→ Exercises to complete:
A - In the NameError post, write out the text starting at "Why would anyone" and ending at "tph = ToiletPaperHolder()".
B - In the NameError post, what is the name of the function defined in the quoted script?
C - Proceed with the NameError post from the point where it stops.

→ Source passage:

—————

PyWart: NameError trackbacks are superfluous

Rick Johnson rantingrickjohnson at gmail.com
Sat Mar 16 23:39:35 CET 2013


On Saturday, March 16, 2013 4:19:34 PM UTC-5, Oscar Benjamin wrote:
>
> NameErrors can occur conditionally depending on e.g. the
> arguments to a function. Consider the following script:
> 
>   # tmp.py
>   def broken(x):
>       if x > 2:
>           print(x)
>       else:
>           print(undefined_name)
> 
>   broken(1)

Why would anyone write code like that? That's like arming your toilet paper holder with a bomb set to explode if the RPMs of the spinning roll exceed a small threshold. Sure, you could do it, but why the hell would you? The only way your code could be any worse is by picking a random RPM threshold every morning!

 import random
 from home.bathroom import ToiletPaperHolder
 RPMS = range(100)
 
 def maybeGoBoom(event):
     maxRpm = random.choice(RPMS)
     if event.RPM > maxRpm:
         roll.explode()
    
 tph = ToiletPaperHolder()
 if not tph.has_roll():
     tph.load_roll()

—————

→ Information given:

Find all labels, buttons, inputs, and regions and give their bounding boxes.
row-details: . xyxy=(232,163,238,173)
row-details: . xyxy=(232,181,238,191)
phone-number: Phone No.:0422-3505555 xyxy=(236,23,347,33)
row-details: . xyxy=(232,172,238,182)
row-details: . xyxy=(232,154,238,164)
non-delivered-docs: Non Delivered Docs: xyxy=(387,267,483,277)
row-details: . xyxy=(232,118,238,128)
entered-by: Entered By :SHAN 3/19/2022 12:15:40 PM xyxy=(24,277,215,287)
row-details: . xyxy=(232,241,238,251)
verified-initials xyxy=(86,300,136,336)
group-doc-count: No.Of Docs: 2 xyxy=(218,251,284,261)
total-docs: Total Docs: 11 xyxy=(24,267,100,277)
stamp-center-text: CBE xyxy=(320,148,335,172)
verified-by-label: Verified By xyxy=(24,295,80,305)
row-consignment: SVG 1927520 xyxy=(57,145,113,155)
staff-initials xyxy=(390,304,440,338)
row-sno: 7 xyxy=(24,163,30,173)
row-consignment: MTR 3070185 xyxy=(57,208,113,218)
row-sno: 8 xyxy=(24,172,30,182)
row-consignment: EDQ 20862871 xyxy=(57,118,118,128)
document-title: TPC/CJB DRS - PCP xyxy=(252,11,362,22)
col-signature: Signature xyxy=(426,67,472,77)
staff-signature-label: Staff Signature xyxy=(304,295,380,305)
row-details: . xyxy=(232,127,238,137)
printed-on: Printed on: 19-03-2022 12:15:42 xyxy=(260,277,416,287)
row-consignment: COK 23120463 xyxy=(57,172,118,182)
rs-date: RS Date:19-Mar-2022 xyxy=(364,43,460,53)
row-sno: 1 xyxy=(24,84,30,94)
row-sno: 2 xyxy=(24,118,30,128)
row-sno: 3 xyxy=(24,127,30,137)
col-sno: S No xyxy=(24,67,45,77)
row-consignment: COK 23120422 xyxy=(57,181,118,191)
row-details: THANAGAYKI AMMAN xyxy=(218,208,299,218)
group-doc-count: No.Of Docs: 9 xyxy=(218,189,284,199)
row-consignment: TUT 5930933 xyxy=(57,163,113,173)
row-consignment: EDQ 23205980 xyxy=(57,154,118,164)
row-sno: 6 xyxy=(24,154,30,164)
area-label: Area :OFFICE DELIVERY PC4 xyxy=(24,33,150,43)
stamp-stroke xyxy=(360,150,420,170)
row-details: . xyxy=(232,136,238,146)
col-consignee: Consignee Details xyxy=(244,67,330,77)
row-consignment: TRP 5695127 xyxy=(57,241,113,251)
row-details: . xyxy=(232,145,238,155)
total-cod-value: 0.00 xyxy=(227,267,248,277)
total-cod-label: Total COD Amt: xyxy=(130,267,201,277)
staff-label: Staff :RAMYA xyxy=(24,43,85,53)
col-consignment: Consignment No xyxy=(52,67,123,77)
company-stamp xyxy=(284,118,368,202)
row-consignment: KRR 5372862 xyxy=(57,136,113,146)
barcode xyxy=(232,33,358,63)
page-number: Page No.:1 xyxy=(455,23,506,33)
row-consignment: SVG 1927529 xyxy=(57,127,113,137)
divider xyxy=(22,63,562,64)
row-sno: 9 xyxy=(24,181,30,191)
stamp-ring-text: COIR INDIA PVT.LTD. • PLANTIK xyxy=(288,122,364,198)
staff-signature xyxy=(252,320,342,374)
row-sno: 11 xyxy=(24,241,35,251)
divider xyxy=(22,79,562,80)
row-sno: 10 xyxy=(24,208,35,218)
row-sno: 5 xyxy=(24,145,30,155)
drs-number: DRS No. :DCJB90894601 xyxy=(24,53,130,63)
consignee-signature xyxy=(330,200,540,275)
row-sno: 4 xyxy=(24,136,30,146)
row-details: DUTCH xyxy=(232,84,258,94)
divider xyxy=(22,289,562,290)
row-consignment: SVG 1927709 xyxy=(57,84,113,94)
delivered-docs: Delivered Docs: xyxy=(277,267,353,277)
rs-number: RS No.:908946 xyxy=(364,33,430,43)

—————

→ Answers for the exercise:
A -
Why would anyone write code like that? That's like arming your toilet paper holder with a bomb set to explode if the RPMs of the spinning roll exceed a small threshold. Sure, you could do it, but why the hell would you? The only way your code could be any worse is by picking a random RPM threshold every morning!

 import random
 from home.bathroom import ToiletPaperHolder
 RPMS = range(100)
 
 def maybeGoBoom(event):
     maxRpm = random.choice(RPMS)
     if event.RPM > maxRpm:
         roll.explode()
    
 tph = ToiletPaperHolder()

B - broken

C -
 roll = tph.get_active_roll()
 roll.bind("<Spin>", maybeGoBoom)

> The traceback shows the arguments passed to the broken
> function that caused the NameError to be generated.
> Different arguments would not have generated the
> NameError. This information can be useful if the logic of
> the function in question is complicated. It also hints at
> why you were calling the function and what your code is
> trying to do.

If you want to observe your code "in action" there are much better ways than eyeball-parsing lines and lines of trackbacks. The code you posted is nonsense, maybe you can provide a better example that will convince me, but that one failed miserably.